#### Source:
+++
Protestant vs Evangelical Catholic

Why does the Catholic Church view us as non Catholics , the Protestants , Lutheran , reformed , Adventist ,Anglican , etc , are seperate , distinct denominations ( as they shouldn’t unite ) within a Evangelical Catholic branch of the catholic church stripped of errors, I would also argue the eastern, and oriental churches to be distinct denominations of an Orthodox Catholic branch . This is the veiw of the reformers , and the church fathers , and the creeds , the denominations shouldn’t unite because truth cannot be compromised, but the Catholic Church should be defined as three branches , made of multiple distinct churches .:cool:

Well, from my perspective you have stated very clearly the basic incoherence of the Protestant position:p

You are in one breath demanding that the Catholic Church recognize you as Catholic and claiming that your church is “stripped of errors”–i.e., that Catholicism has errors that justify separation from it.

That’s not a coherent position or one worthy of respect.

If their errors justify separation, then they are not truly Catholic. If they don’t, then we are not. It really is as simple as that.

Edwin

My 2 cents:

The CC explains, defends, and practices 1 belief system.

Setting another Christian church that doesn’t explain, defend and practice that same ‘Christianity’ into Catholicism would require the Catholic Church to change it’s definition.

If the Catholic Church could change it’s definition, it wouldn’t be the Catholic Church.

If I remember properly, someone once mentioned the untimely death of a few of the bad popes on the eve of some drastic change announcement.

Said policy change(s) went the same direction.

Ok , first I suggested it , not demanded, second , I wasn’t suggesting Union , but that Catholicism is composed of branches which are composed of denominations , the Catholic Church is a true part of Christ s church , we just believe it has errors to correct , that’s what we did , but just because we disagree with each other doesn’t make us heretical, nor less catholic , it means our denominations belong to different branches . Impaired cummunion , each keep its own distinct doctrines, and beliefs as part of the One Holy Catholic Church.

How would you answer the following argument?

(1) A Church that has branches which contradict each others’ teachings is a Church that teaches error.
(2) The true Church cannot teach error.
(3) Therefore, the true Church cannot have branches which contradict each others’ teachings.

Do you think there’s anything wrong with that argument? If so, what? Because I think it proves that the true Church’s branches must all teach the same thing. What am I missing?
+++
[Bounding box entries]

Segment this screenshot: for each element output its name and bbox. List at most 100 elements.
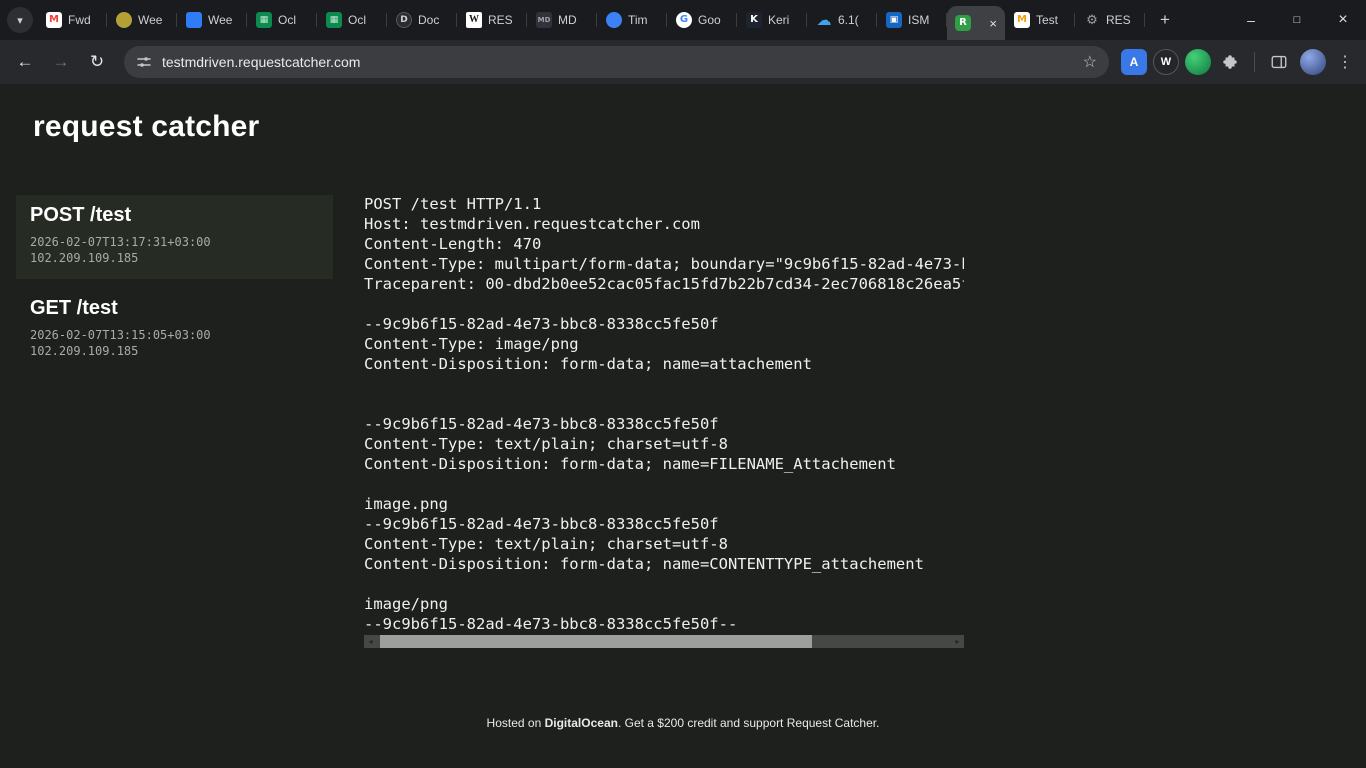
page-content: request catcher POST /test 2026-02-07T13… [0, 84, 1366, 768]
omnibox[interactable]: testmdriven.requestcatcher.com ☆ [124, 46, 1109, 78]
profile-avatar[interactable] [1300, 49, 1326, 75]
page-title: request catcher [33, 110, 259, 144]
tab-request-catcher-active[interactable]: R × [947, 6, 1005, 40]
request-line: Content-Type: multipart/form-data; bound… [364, 254, 964, 274]
back-button[interactable]: ← [8, 45, 42, 79]
request-list-item-get[interactable]: GET /test 2026-02-07T13:15:05+03:00 102.… [16, 288, 333, 372]
leaf-icon [116, 12, 132, 28]
request-line [364, 474, 964, 494]
request-ip: 102.209.109.185 [30, 343, 319, 359]
md-icon: MD [536, 12, 552, 28]
footer-brand: DigitalOcean [545, 716, 618, 730]
request-line: Content-Disposition: form-data; name=FIL… [364, 454, 964, 474]
request-method-path: GET /test [30, 297, 319, 320]
green-extension-icon[interactable] [1185, 49, 1211, 75]
request-line: Content-Disposition: form-data; name=att… [364, 354, 964, 374]
tab-61[interactable]: ☁ 6.1( [807, 0, 877, 40]
tab-label: Ocl [278, 13, 296, 27]
gmail-icon: M [46, 12, 62, 28]
close-button[interactable]: × [1320, 0, 1366, 40]
request-line [364, 574, 964, 594]
request-line: --9c9b6f15-82ad-4e73-bbc8-8338cc5fe50f-- [364, 614, 964, 634]
new-tab-button[interactable]: + [1151, 6, 1179, 34]
tab-label: RES [488, 13, 513, 27]
clock-icon [606, 12, 622, 28]
onedrive-cloud-icon: ☁ [816, 12, 832, 28]
gmail-orange-icon: M [1014, 12, 1030, 28]
url-input[interactable]: testmdriven.requestcatcher.com [162, 54, 1073, 70]
request-method-path: POST /test [30, 204, 319, 227]
blue-app-icon [186, 12, 202, 28]
tab-strip: ▾ M Fwd Wee Wee ▦ Ocl ▦ Ocl D Doc W RES … [0, 0, 1366, 40]
dark-app-icon: D [396, 12, 412, 28]
maximize-button[interactable]: □ [1274, 0, 1320, 40]
reload-button[interactable]: ↻ [80, 45, 114, 79]
scrollbar-thumb[interactable] [380, 635, 812, 648]
tab-label: Wee [208, 13, 232, 27]
w-extension-icon[interactable]: W [1153, 49, 1179, 75]
request-timestamp: 2026-02-07T13:15:05+03:00 [30, 327, 319, 343]
request-line: image/png [364, 594, 964, 614]
windows-app-icon: ▣ [886, 12, 902, 28]
tab-fwd[interactable]: M Fwd [37, 0, 107, 40]
extensions-puzzle-icon[interactable] [1215, 47, 1245, 77]
request-list-item-post[interactable]: POST /test 2026-02-07T13:17:31+03:00 102… [16, 195, 333, 279]
request-ip: 102.209.109.185 [30, 250, 319, 266]
minimize-button[interactable]: – [1228, 0, 1274, 40]
request-line [364, 394, 964, 414]
tab-ocl-2[interactable]: ▦ Ocl [317, 0, 387, 40]
tab-label: ISM [908, 13, 929, 27]
request-line: --9c9b6f15-82ad-4e73-bbc8-8338cc5fe50f [364, 314, 964, 334]
tab-label: MD [558, 13, 577, 27]
tab-ocl-1[interactable]: ▦ Ocl [247, 0, 317, 40]
tab-tim[interactable]: Tim [597, 0, 667, 40]
tab-label: Ocl [348, 13, 366, 27]
request-detail-view: POST /test HTTP/1.1 Host: testmdriven.re… [364, 194, 964, 634]
request-line: Traceparent: 00-dbd2b0ee52cac05fac15fd7b… [364, 274, 964, 294]
request-line: Content-Type: text/plain; charset=utf-8 [364, 434, 964, 454]
chevron-down-icon: ▾ [17, 14, 23, 27]
tab-ism[interactable]: ▣ ISM [877, 0, 947, 40]
tab-md[interactable]: MD MD [527, 0, 597, 40]
tab-doc[interactable]: D Doc [387, 0, 457, 40]
side-panel-icon[interactable] [1264, 47, 1294, 77]
tab-close-icon[interactable]: × [989, 17, 997, 30]
toolbar-divider [1254, 52, 1255, 72]
scroll-right-arrow-icon[interactable]: ▸ [951, 635, 964, 648]
tab-label: RES [1106, 13, 1131, 27]
horizontal-scrollbar[interactable]: ◂ ▸ [364, 635, 964, 648]
window-controls: – □ × [1228, 0, 1366, 40]
tab-label: 6.1( [838, 13, 859, 27]
tab-label: Fwd [68, 13, 91, 27]
tab-label: Test [1036, 13, 1058, 27]
tab-label: Doc [418, 13, 439, 27]
request-line: --9c9b6f15-82ad-4e73-bbc8-8338cc5fe50f [364, 414, 964, 434]
tab-wee-1[interactable]: Wee [107, 0, 177, 40]
site-info-icon[interactable] [136, 54, 152, 70]
request-line: Host: testmdriven.requestcatcher.com [364, 214, 964, 234]
sheets-icon: ▦ [326, 12, 342, 28]
browser-toolbar: ← → ↻ testmdriven.requestcatcher.com ☆ A… [0, 40, 1366, 84]
scrollbar-track[interactable] [377, 635, 951, 648]
browser-menu-icon[interactable]: ⋮ [1332, 47, 1358, 77]
tab-keri[interactable]: K Keri [737, 0, 807, 40]
footer-text-suffix: . Get a $200 credit and support Request … [618, 716, 880, 730]
translate-extension-icon[interactable]: A [1121, 49, 1147, 75]
bookmark-star-icon[interactable]: ☆ [1083, 52, 1097, 72]
tab-res-2[interactable]: ⚙ RES [1075, 0, 1145, 40]
request-line: image.png [364, 494, 964, 514]
request-catcher-icon: R [955, 15, 971, 31]
request-line: Content-Type: text/plain; charset=utf-8 [364, 534, 964, 554]
tab-wee-2[interactable]: Wee [177, 0, 247, 40]
forward-button[interactable]: → [44, 45, 78, 79]
tab-test[interactable]: M Test [1005, 0, 1075, 40]
k-icon: K [746, 12, 762, 28]
request-line: Content-Disposition: form-data; name=CON… [364, 554, 964, 574]
tab-label: Goo [698, 13, 721, 27]
tab-search-button[interactable]: ▾ [7, 7, 33, 33]
tab-label: Tim [628, 13, 648, 27]
tab-res-1[interactable]: W RES [457, 0, 527, 40]
tab-goo[interactable]: G Goo [667, 0, 737, 40]
scroll-left-arrow-icon[interactable]: ◂ [364, 635, 377, 648]
page-footer: Hosted on DigitalOcean. Get a $200 credi… [0, 716, 1366, 730]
+++
#### Task directions:
In the thread on Protestant vs Evangelical Catholic, how many branches does the opening post say the Catholic Church should be defined as?

#### Task result:
Three branches, made of multiple distinct churches.